* Start Record list *

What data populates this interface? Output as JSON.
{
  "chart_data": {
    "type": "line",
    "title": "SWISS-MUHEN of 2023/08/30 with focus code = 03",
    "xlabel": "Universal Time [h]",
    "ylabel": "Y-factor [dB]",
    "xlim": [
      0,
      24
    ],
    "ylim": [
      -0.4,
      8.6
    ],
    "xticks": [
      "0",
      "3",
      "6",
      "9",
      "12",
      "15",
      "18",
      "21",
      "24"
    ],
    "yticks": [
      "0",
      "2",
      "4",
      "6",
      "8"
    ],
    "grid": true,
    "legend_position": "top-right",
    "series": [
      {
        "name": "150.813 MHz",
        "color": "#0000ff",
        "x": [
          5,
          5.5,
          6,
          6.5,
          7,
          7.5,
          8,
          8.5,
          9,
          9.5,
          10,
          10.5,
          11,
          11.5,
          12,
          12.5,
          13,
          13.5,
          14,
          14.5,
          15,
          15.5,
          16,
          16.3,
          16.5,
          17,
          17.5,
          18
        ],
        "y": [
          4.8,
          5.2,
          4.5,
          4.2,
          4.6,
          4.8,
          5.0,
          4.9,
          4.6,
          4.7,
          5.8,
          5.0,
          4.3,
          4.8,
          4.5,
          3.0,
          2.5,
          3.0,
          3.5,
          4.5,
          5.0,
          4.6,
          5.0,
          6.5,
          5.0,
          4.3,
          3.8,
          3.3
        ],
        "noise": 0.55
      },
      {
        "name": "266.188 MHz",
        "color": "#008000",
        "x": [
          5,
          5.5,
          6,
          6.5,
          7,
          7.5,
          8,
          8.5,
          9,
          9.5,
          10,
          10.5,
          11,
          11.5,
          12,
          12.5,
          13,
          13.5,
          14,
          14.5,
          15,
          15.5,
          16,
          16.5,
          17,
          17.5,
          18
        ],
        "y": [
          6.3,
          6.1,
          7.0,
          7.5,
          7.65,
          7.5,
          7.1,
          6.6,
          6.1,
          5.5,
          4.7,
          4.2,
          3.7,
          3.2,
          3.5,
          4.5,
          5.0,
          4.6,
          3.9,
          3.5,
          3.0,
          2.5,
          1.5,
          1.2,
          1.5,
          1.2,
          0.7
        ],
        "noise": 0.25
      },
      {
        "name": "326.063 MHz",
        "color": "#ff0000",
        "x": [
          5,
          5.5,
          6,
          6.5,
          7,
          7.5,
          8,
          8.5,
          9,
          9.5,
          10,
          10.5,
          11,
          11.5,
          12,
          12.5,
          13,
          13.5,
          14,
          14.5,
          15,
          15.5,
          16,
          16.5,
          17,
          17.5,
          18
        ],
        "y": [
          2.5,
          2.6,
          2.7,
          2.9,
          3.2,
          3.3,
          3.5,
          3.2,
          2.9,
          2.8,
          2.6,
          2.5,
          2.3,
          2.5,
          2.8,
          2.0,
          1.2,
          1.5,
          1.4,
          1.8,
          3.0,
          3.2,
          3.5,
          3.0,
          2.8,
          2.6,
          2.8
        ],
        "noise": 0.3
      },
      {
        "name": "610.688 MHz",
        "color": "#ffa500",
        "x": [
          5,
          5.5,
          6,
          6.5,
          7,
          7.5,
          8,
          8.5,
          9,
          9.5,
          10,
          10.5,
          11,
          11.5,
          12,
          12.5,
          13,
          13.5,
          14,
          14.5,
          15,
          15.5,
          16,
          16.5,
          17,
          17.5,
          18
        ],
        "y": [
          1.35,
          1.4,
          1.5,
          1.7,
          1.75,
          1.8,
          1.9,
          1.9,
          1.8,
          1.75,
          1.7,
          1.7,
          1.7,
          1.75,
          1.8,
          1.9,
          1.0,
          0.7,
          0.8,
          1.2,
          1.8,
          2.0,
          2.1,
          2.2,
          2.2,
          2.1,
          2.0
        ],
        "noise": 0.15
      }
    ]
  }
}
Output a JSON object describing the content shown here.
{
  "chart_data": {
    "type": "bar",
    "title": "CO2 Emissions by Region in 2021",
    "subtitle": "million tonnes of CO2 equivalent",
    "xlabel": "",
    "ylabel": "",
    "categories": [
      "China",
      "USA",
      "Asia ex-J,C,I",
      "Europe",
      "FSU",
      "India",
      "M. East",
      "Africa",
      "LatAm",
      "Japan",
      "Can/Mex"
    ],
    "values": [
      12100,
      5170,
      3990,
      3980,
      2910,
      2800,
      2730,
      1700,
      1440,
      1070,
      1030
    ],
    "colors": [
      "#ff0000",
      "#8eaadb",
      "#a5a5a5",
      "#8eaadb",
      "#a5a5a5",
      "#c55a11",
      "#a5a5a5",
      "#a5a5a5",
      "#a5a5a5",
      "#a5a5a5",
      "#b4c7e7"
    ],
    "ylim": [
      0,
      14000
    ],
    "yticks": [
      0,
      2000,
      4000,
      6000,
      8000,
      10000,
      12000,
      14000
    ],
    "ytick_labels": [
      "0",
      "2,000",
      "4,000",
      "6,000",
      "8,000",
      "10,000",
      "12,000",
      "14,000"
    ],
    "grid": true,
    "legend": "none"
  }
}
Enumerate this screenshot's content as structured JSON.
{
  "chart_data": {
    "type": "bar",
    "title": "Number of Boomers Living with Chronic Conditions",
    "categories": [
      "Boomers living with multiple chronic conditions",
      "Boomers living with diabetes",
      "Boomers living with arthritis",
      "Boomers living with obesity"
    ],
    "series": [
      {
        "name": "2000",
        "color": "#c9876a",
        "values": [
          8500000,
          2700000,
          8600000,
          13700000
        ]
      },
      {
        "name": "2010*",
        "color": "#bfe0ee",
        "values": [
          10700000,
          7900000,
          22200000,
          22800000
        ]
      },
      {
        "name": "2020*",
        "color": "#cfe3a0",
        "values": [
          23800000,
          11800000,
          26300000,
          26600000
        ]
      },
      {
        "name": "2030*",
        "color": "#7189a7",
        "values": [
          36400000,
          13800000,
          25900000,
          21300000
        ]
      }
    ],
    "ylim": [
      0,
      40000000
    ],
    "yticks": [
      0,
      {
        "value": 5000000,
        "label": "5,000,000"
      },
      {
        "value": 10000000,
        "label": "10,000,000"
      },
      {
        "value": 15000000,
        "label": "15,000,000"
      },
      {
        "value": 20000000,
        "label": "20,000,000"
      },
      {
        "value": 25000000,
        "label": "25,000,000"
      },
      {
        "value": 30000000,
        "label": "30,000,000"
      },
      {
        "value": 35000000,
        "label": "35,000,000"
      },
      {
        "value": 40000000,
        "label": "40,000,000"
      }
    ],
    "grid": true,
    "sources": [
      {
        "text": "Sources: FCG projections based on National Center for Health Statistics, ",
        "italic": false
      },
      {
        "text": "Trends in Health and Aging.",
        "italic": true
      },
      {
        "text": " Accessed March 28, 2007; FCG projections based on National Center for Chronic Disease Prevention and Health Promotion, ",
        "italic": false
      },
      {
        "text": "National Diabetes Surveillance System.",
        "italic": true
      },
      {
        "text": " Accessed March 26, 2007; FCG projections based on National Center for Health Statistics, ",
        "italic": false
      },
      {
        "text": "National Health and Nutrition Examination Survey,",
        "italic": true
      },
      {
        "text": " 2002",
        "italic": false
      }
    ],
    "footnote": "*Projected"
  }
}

* End Record list *

Each line above must be printed exactly as it appears.

> _Response_:
What data populates this interface? Output as JSON.
{
  "chart_data": {
    "type": "line",
    "title": "SWISS-MUHEN of 2023/08/30 with focus code = 03",
    "xlabel": "Universal Time [h]",
    "ylabel": "Y-factor [dB]",
    "xlim": [
      0,
      24
    ],
    "ylim": [
      -0.4,
      8.6
    ],
    "xticks": [
      "0",
      "3",
      "6",
      "9",
      "12",
      "15",
      "18",
      "21",
      "24"
    ],
    "yticks": [
      "0",
      "2",
      "4",
      "6",
      "8"
    ],
    "grid": true,
    "legend_position": "top-right",
    "series": [
      {
        "name": "150.813 MHz",
        "color": "#0000ff",
        "x": [
          5,
          5.5,
          6,
          6.5,
          7,
          7.5,
          8,
          8.5,
          9,
          9.5,
          10,
          10.5,
          11,
          11.5,
          12,
          12.5,
          13,
          13.5,
          14,
          14.5,
          15,
          15.5,
          16,
          16.3,
          16.5,
          17,
          17.5,
          18
        ],
        "y": [
          4.8,
          5.2,
          4.5,
          4.2,
          4.6,
          4.8,
          5.0,
          4.9,
          4.6,
          4.7,
          5.8,
          5.0,
          4.3,
          4.8,
          4.5,
          3.0,
          2.5,
          3.0,
          3.5,
          4.5,
          5.0,
          4.6,
          5.0,
          6.5,
          5.0,
          4.3,
          3.8,
          3.3
        ],
        "noise": 0.55
      },
      {
        "name": "266.188 MHz",
        "color": "#008000",
        "x": [
          5,
          5.5,
          6,
          6.5,
          7,
          7.5,
          8,
          8.5,
          9,
          9.5,
          10,
          10.5,
          11,
          11.5,
          12,
          12.5,
          13,
          13.5,
          14,
          14.5,
          15,
          15.5,
          16,
          16.5,
          17,
          17.5,
          18
        ],
        "y": [
          6.3,
          6.1,
          7.0,
          7.5,
          7.65,
          7.5,
          7.1,
          6.6,
          6.1,
          5.5,
          4.7,
          4.2,
          3.7,
          3.2,
          3.5,
          4.5,
          5.0,
          4.6,
          3.9,
          3.5,
          3.0,
          2.5,
          1.5,
          1.2,
          1.5,
          1.2,
          0.7
        ],
        "noise": 0.25
      },
      {
        "name": "326.063 MHz",
        "color": "#ff0000",
        "x": [
          5,
          5.5,
          6,
          6.5,
          7,
          7.5,
          8,
          8.5,
          9,
          9.5,
          10,
          10.5,
          11,
          11.5,
          12,
          12.5,
          13,
          13.5,
          14,
          14.5,
          15,
          15.5,
          16,
          16.5,
          17,
          17.5,
          18
        ],
        "y": [
          2.5,
          2.6,
          2.7,
          2.9,
          3.2,
          3.3,
          3.5,
          3.2,
          2.9,
          2.8,
          2.6,
          2.5,
          2.3,
          2.5,
          2.8,
          2.0,
          1.2,
          1.5,
          1.4,
          1.8,
          3.0,
          3.2,
          3.5,
          3.0,
          2.8,
          2.6,
          2.8
        ],
        "noise": 0.3
      },
      {
        "name": "610.688 MHz",
        "color": "#ffa500",
        "x": [
          5,
          5.5,
          6,
          6.5,
          7,
          7.5,
          8,
          8.5,
          9,
          9.5,
          10,
          10.5,
          11,
          11.5,
          12,
          12.5,
          13,
          13.5,
          14,
          14.5,
          15,
          15.5,
          16,
          16.5,
          17,
          17.5,
          18
        ],
        "y": [
          1.35,
          1.4,
          1.5,
          1.7,
          1.75,
          1.8,
          1.9,
          1.9,
          1.8,
          1.75,
          1.7,
          1.7,
          1.7,
          1.75,
          1.8,
          1.9,
          1.0,
          0.7,
          0.8,
          1.2,
          1.8,
          2.0,
          2.1,
          2.2,
          2.2,
          2.1,
          2.0
        ],
        "noise": 0.15
      }
    ]
  }
}
Output a JSON object describing the content shown here.
{
  "chart_data": {
    "type": "bar",
    "title": "CO2 Emissions by Region in 2021",
    "subtitle": "million tonnes of CO2 equivalent",
    "xlabel": "",
    "ylabel": "",
    "categories": [
      "China",
      "USA",
      "Asia ex-J,C,I",
      "Europe",
      "FSU",
      "India",
      "M. East",
      "Africa",
      "LatAm",
      "Japan",
      "Can/Mex"
    ],
    "values": [
      12100,
      5170,
      3990,
      3980,
      2910,
      2800,
      2730,
      1700,
      1440,
      1070,
      1030
    ],
    "colors": [
      "#ff0000",
      "#8eaadb",
      "#a5a5a5",
      "#8eaadb",
      "#a5a5a5",
      "#c55a11",
      "#a5a5a5",
      "#a5a5a5",
      "#a5a5a5",
      "#a5a5a5",
      "#b4c7e7"
    ],
    "ylim": [
      0,
      14000
    ],
    "yticks": [
      0,
      2000,
      4000,
      6000,
      8000,
      10000,
      12000,
      14000
    ],
    "ytick_labels": [
      "0",
      "2,000",
      "4,000",
      "6,000",
      "8,000",
      "10,000",
      "12,000",
      "14,000"
    ],
    "grid": true,
    "legend": "none"
  }
}
Enumerate this screenshot's content as structured JSON.
{
  "chart_data": {
    "type": "bar",
    "title": "Number of Boomers Living with Chronic Conditions",
    "categories": [
      "Boomers living with multiple chronic conditions",
      "Boomers living with diabetes",
      "Boomers living with arthritis",
      "Boomers living with obesity"
    ],
    "series": [
      {
        "name": "2000",
        "color": "#c9876a",
        "values": [
          8500000,
          2700000,
          8600000,
          13700000
        ]
      },
      {
        "name": "2010*",
        "color": "#bfe0ee",
        "values": [
          10700000,
          7900000,
          22200000,
          22800000
        ]
      },
      {
        "name": "2020*",
        "color": "#cfe3a0",
        "values": [
          23800000,
          11800000,
          26300000,
          26600000
        ]
      },
      {
        "name": "2030*",
        "color": "#7189a7",
        "values": [
          36400000,
          13800000,
          25900000,
          21300000
        ]
      }
    ],
    "ylim": [
      0,
      40000000
    ],
    "yticks": [
      0,
      {
        "value": 5000000,
        "label": "5,000,000"
      },
      {
        "value": 10000000,
        "label": "10,000,000"
      },
      {
        "value": 15000000,
        "label": "15,000,000"
      },
      {
        "value": 20000000,
        "label": "20,000,000"
      },
      {
        "value": 25000000,
        "label": "25,000,000"
      },
      {
        "value": 30000000,
        "label": "30,000,000"
      },
      {
        "value": 35000000,
        "label": "35,000,000"
      },
      {
        "value": 40000000,
        "label": "40,000,000"
      }
    ],
    "grid": true,
    "sources": [
      {
        "text": "Sources: FCG projections based on National Center for Health Statistics, ",
        "italic": false
      },
      {
        "text": "Trends in Health and Aging.",
        "italic": true
      },
      {
        "text": " Accessed March 28, 2007; FCG projections based on National Center for Chronic Disease Prevention and Health Promotion, ",
        "italic": false
      },
      {
        "text": "National Diabetes Surveillance System.",
        "italic": true
      },
      {
        "text": " Accessed March 26, 2007; FCG projections based on National Center for Health Statistics, ",
        "italic": false
      },
      {
        "text": "National Health and Nutrition Examination Survey,",
        "italic": true
      },
      {
        "text": " 2002",
        "italic": false
      }
    ],
    "footnote": "*Projected"
  }
}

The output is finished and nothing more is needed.